(Records from a dataset)
* BEGIN *
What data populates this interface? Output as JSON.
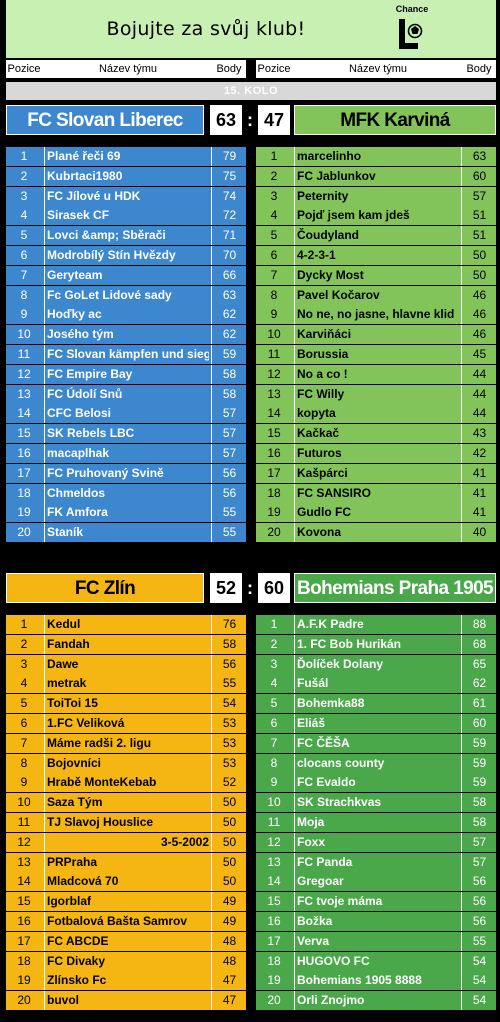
{
  "banner": {
    "title": "Bojujte za svůj klub!",
    "logo_text": "Chance"
  },
  "columns": {
    "pos": "Pozice",
    "team": "Název týmu",
    "pts": "Body"
  },
  "round": "15. KOLO",
  "matches": [
    {
      "home": {
        "name": "FC Slovan Liberec",
        "score": "63",
        "color": "#3d87cf",
        "rows": [
          [
            "1",
            "Plané řeči 69",
            "79"
          ],
          [
            "2",
            "Kubrtaci1980",
            "75"
          ],
          [
            "3",
            "FC Jílové u HDK",
            "74"
          ],
          [
            "4",
            "Sirasek CF",
            "72"
          ],
          [
            "5",
            "Lovci &amp; Sběrači",
            "71"
          ],
          [
            "6",
            "Modrobílý Stín Hvězdy",
            "70"
          ],
          [
            "7",
            "Geryteam",
            "66"
          ],
          [
            "8",
            "Fc GoLet Lidové sady",
            "63"
          ],
          [
            "9",
            "Hoďky ac",
            "62"
          ],
          [
            "10",
            "Josého tým",
            "62"
          ],
          [
            "11",
            "FC Slovan kämpfen und siegen",
            "59"
          ],
          [
            "12",
            "FC Empire Bay",
            "58"
          ],
          [
            "13",
            "FC Údolí Snů",
            "58"
          ],
          [
            "14",
            "CFC Belosi",
            "57"
          ],
          [
            "15",
            "SK Rebels LBC",
            "57"
          ],
          [
            "16",
            "macaplhak",
            "57"
          ],
          [
            "17",
            "FC Pruhovaný Svině",
            "56"
          ],
          [
            "18",
            "Chmeldos",
            "56"
          ],
          [
            "19",
            "FK Amfora",
            "55"
          ],
          [
            "20",
            "Staník",
            "55"
          ]
        ]
      },
      "away": {
        "name": "MFK Karviná",
        "score": "47",
        "color": "#82c45a",
        "rows": [
          [
            "1",
            "marcelinho",
            "63"
          ],
          [
            "2",
            "FC Jablunkov",
            "60"
          ],
          [
            "3",
            "Peternity",
            "57"
          ],
          [
            "4",
            "Pojď jsem kam jdeš",
            "51"
          ],
          [
            "5",
            "Čoudyland",
            "51"
          ],
          [
            "6",
            "4-2-3-1",
            "50"
          ],
          [
            "7",
            "Dycky Most",
            "50"
          ],
          [
            "8",
            "Pavel Kočarov",
            "46"
          ],
          [
            "9",
            "No ne, no jasne, hlavne klid",
            "46"
          ],
          [
            "10",
            "Karviňáci",
            "46"
          ],
          [
            "11",
            "Borussia",
            "45"
          ],
          [
            "12",
            "No a co !",
            "44"
          ],
          [
            "13",
            "FC Willy",
            "44"
          ],
          [
            "14",
            "kopyta",
            "44"
          ],
          [
            "15",
            "Kačkač",
            "43"
          ],
          [
            "16",
            "Futuros",
            "42"
          ],
          [
            "17",
            "Kašpárci",
            "41"
          ],
          [
            "18",
            "FC SANSIRO",
            "41"
          ],
          [
            "19",
            "Gudlo FC",
            "41"
          ],
          [
            "20",
            "Kovona",
            "40"
          ]
        ]
      }
    },
    {
      "home": {
        "name": "FC Zlín",
        "score": "52",
        "color": "#f5b614",
        "rows": [
          [
            "1",
            "Kedul",
            "76"
          ],
          [
            "2",
            "Fandah",
            "58"
          ],
          [
            "3",
            "Dawe",
            "56"
          ],
          [
            "4",
            "metrak",
            "55"
          ],
          [
            "5",
            "ToiToi 15",
            "54"
          ],
          [
            "6",
            "1.FC Veliková",
            "53"
          ],
          [
            "7",
            "Máme radši 2. ligu",
            "53"
          ],
          [
            "8",
            "Bojovníci",
            "53"
          ],
          [
            "9",
            "Hrabě MonteKebab",
            "52"
          ],
          [
            "10",
            "Saza Tým",
            "50"
          ],
          [
            "11",
            "TJ Slavoj Houslice",
            "50"
          ],
          [
            "12",
            "3-5-2002",
            "50"
          ],
          [
            "13",
            "PRPraha",
            "50"
          ],
          [
            "14",
            "Mladcová 70",
            "50"
          ],
          [
            "15",
            "Igorblaf",
            "49"
          ],
          [
            "16",
            "Fotbalová Bašta Samrov",
            "49"
          ],
          [
            "17",
            "FC ABCDE",
            "48"
          ],
          [
            "18",
            "FC Divaky",
            "48"
          ],
          [
            "19",
            "Zlínsko Fc",
            "47"
          ],
          [
            "20",
            "buvol",
            "47"
          ]
        ]
      },
      "away": {
        "name": "Bohemians Praha 1905",
        "score": "60",
        "color": "#4aa84a",
        "rows": [
          [
            "1",
            "A.F.K Padre",
            "88"
          ],
          [
            "2",
            "1. FC Bob Hurikán",
            "68"
          ],
          [
            "3",
            "Ďolíček Dolany",
            "65"
          ],
          [
            "4",
            "Fušál",
            "62"
          ],
          [
            "5",
            "Bohemka88",
            "61"
          ],
          [
            "6",
            "Eliáš",
            "60"
          ],
          [
            "7",
            "FC ČĚŠA",
            "59"
          ],
          [
            "8",
            "clocans county",
            "59"
          ],
          [
            "9",
            "FC Evaldo",
            "59"
          ],
          [
            "10",
            "SK Strachkvas",
            "58"
          ],
          [
            "11",
            "Moja",
            "58"
          ],
          [
            "12",
            "Foxx",
            "57"
          ],
          [
            "13",
            "FC Panda",
            "57"
          ],
          [
            "14",
            "Gregoar",
            "56"
          ],
          [
            "15",
            "FC tvoje máma",
            "56"
          ],
          [
            "16",
            "Božka",
            "56"
          ],
          [
            "17",
            "Verva",
            "55"
          ],
          [
            "18",
            "HUGOVO FC",
            "54"
          ],
          [
            "19",
            "Bohemians 1905 8888",
            "54"
          ],
          [
            "20",
            "Orli Znojmo",
            "54"
          ]
        ]
      }
    }
  ]
}
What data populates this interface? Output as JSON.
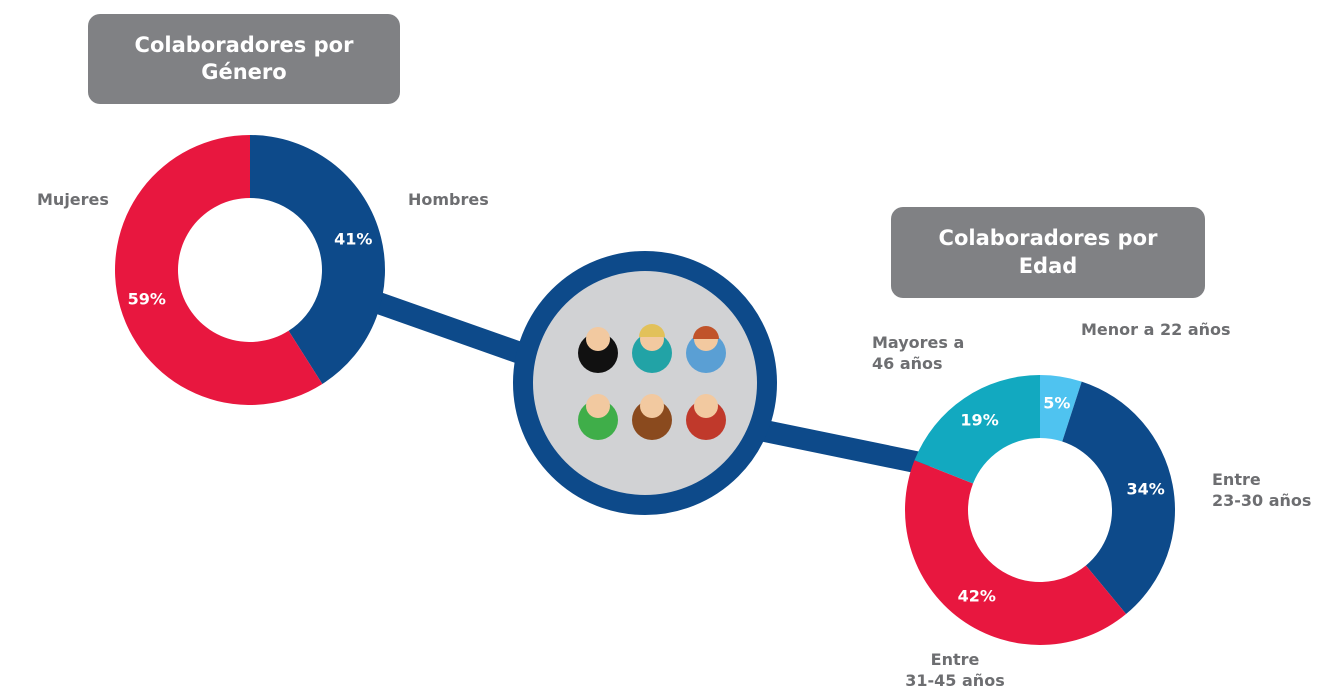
{
  "chart_data": [
    {
      "type": "donut",
      "title": "Colaboradores por\nGénero",
      "categories": [
        "Hombres",
        "Mujeres"
      ],
      "values": [
        41,
        59
      ],
      "value_labels": [
        "41%",
        "59%"
      ],
      "colors": [
        "#0d4a8a",
        "#e8173f"
      ]
    },
    {
      "type": "donut",
      "title": "Colaboradores por\nEdad",
      "categories": [
        "Menor a 22 años",
        "Entre\n23-30 años",
        "Entre\n31-45 años",
        "Mayores a\n46 años"
      ],
      "values": [
        5,
        34,
        42,
        19
      ],
      "value_labels": [
        "5%",
        "34%",
        "42%",
        "19%"
      ],
      "colors": [
        "#4fc3f0",
        "#0d4a8a",
        "#e8173f",
        "#12a9c0"
      ]
    }
  ]
}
* END *
§ **Exercise**:
Repeat all of the data above word for word, minus the pictures.

§ **Result of this task**:
What data populates this interface? Output as JSON.
{
  "banner": {
    "title": "Bojujte za svůj klub!",
    "logo_text": "Chance"
  },
  "columns": {
    "pos": "Pozice",
    "team": "Název týmu",
    "pts": "Body"
  },
  "round": "15. KOLO",
  "matches": [
    {
      "home": {
        "name": "FC Slovan Liberec",
        "score": "63",
        "color": "#3d87cf",
        "rows": [
          [
            "1",
            "Plané řeči 69",
            "79"
          ],
          [
            "2",
            "Kubrtaci1980",
            "75"
          ],
          [
            "3",
            "FC Jílové u HDK",
            "74"
          ],
          [
            "4",
            "Sirasek CF",
            "72"
          ],
          [
            "5",
            "Lovci &amp; Sběrači",
            "71"
          ],
          [
            "6",
            "Modrobílý Stín Hvězdy",
            "70"
          ],
          [
            "7",
            "Geryteam",
            "66"
          ],
          [
            "8",
            "Fc GoLet Lidové sady",
            "63"
          ],
          [
            "9",
            "Hoďky ac",
            "62"
          ],
          [
            "10",
            "Josého tým",
            "62"
          ],
          [
            "11",
            "FC Slovan kämpfen und siegen",
            "59"
          ],
          [
            "12",
            "FC Empire Bay",
            "58"
          ],
          [
            "13",
            "FC Údolí Snů",
            "58"
          ],
          [
            "14",
            "CFC Belosi",
            "57"
          ],
          [
            "15",
            "SK Rebels LBC",
            "57"
          ],
          [
            "16",
            "macaplhak",
            "57"
          ],
          [
            "17",
            "FC Pruhovaný Svině",
            "56"
          ],
          [
            "18",
            "Chmeldos",
            "56"
          ],
          [
            "19",
            "FK Amfora",
            "55"
          ],
          [
            "20",
            "Staník",
            "55"
          ]
        ]
      },
      "away": {
        "name": "MFK Karviná",
        "score": "47",
        "color": "#82c45a",
        "rows": [
          [
            "1",
            "marcelinho",
            "63"
          ],
          [
            "2",
            "FC Jablunkov",
            "60"
          ],
          [
            "3",
            "Peternity",
            "57"
          ],
          [
            "4",
            "Pojď jsem kam jdeš",
            "51"
          ],
          [
            "5",
            "Čoudyland",
            "51"
          ],
          [
            "6",
            "4-2-3-1",
            "50"
          ],
          [
            "7",
            "Dycky Most",
            "50"
          ],
          [
            "8",
            "Pavel Kočarov",
            "46"
          ],
          [
            "9",
            "No ne, no jasne, hlavne klid",
            "46"
          ],
          [
            "10",
            "Karviňáci",
            "46"
          ],
          [
            "11",
            "Borussia",
            "45"
          ],
          [
            "12",
            "No a co !",
            "44"
          ],
          [
            "13",
            "FC Willy",
            "44"
          ],
          [
            "14",
            "kopyta",
            "44"
          ],
          [
            "15",
            "Kačkač",
            "43"
          ],
          [
            "16",
            "Futuros",
            "42"
          ],
          [
            "17",
            "Kašpárci",
            "41"
          ],
          [
            "18",
            "FC SANSIRO",
            "41"
          ],
          [
            "19",
            "Gudlo FC",
            "41"
          ],
          [
            "20",
            "Kovona",
            "40"
          ]
        ]
      }
    },
    {
      "home": {
        "name": "FC Zlín",
        "score": "52",
        "color": "#f5b614",
        "rows": [
          [
            "1",
            "Kedul",
            "76"
          ],
          [
            "2",
            "Fandah",
            "58"
          ],
          [
            "3",
            "Dawe",
            "56"
          ],
          [
            "4",
            "metrak",
            "55"
          ],
          [
            "5",
            "ToiToi 15",
            "54"
          ],
          [
            "6",
            "1.FC Veliková",
            "53"
          ],
          [
            "7",
            "Máme radši 2. ligu",
            "53"
          ],
          [
            "8",
            "Bojovníci",
            "53"
          ],
          [
            "9",
            "Hrabě MonteKebab",
            "52"
          ],
          [
            "10",
            "Saza Tým",
            "50"
          ],
          [
            "11",
            "TJ Slavoj Houslice",
            "50"
          ],
          [
            "12",
            "3-5-2002",
            "50"
          ],
          [
            "13",
            "PRPraha",
            "50"
          ],
          [
            "14",
            "Mladcová 70",
            "50"
          ],
          [
            "15",
            "Igorblaf",
            "49"
          ],
          [
            "16",
            "Fotbalová Bašta Samrov",
            "49"
          ],
          [
            "17",
            "FC ABCDE",
            "48"
          ],
          [
            "18",
            "FC Divaky",
            "48"
          ],
          [
            "19",
            "Zlínsko Fc",
            "47"
          ],
          [
            "20",
            "buvol",
            "47"
          ]
        ]
      },
      "away": {
        "name": "Bohemians Praha 1905",
        "score": "60",
        "color": "#4aa84a",
        "rows": [
          [
            "1",
            "A.F.K Padre",
            "88"
          ],
          [
            "2",
            "1. FC Bob Hurikán",
            "68"
          ],
          [
            "3",
            "Ďolíček Dolany",
            "65"
          ],
          [
            "4",
            "Fušál",
            "62"
          ],
          [
            "5",
            "Bohemka88",
            "61"
          ],
          [
            "6",
            "Eliáš",
            "60"
          ],
          [
            "7",
            "FC ČĚŠA",
            "59"
          ],
          [
            "8",
            "clocans county",
            "59"
          ],
          [
            "9",
            "FC Evaldo",
            "59"
          ],
          [
            "10",
            "SK Strachkvas",
            "58"
          ],
          [
            "11",
            "Moja",
            "58"
          ],
          [
            "12",
            "Foxx",
            "57"
          ],
          [
            "13",
            "FC Panda",
            "57"
          ],
          [
            "14",
            "Gregoar",
            "56"
          ],
          [
            "15",
            "FC tvoje máma",
            "56"
          ],
          [
            "16",
            "Božka",
            "56"
          ],
          [
            "17",
            "Verva",
            "55"
          ],
          [
            "18",
            "HUGOVO FC",
            "54"
          ],
          [
            "19",
            "Bohemians 1905 8888",
            "54"
          ],
          [
            "20",
            "Orli Znojmo",
            "54"
          ]
        ]
      }
    }
  ]
}
What data populates this interface? Output as JSON.
{
  "chart_data": [
    {
      "type": "donut",
      "title": "Colaboradores por\nGénero",
      "categories": [
        "Hombres",
        "Mujeres"
      ],
      "values": [
        41,
        59
      ],
      "value_labels": [
        "41%",
        "59%"
      ],
      "colors": [
        "#0d4a8a",
        "#e8173f"
      ]
    },
    {
      "type": "donut",
      "title": "Colaboradores por\nEdad",
      "categories": [
        "Menor a 22 años",
        "Entre\n23-30 años",
        "Entre\n31-45 años",
        "Mayores a\n46 años"
      ],
      "values": [
        5,
        34,
        42,
        19
      ],
      "value_labels": [
        "5%",
        "34%",
        "42%",
        "19%"
      ],
      "colors": [
        "#4fc3f0",
        "#0d4a8a",
        "#e8173f",
        "#12a9c0"
      ]
    }
  ]
}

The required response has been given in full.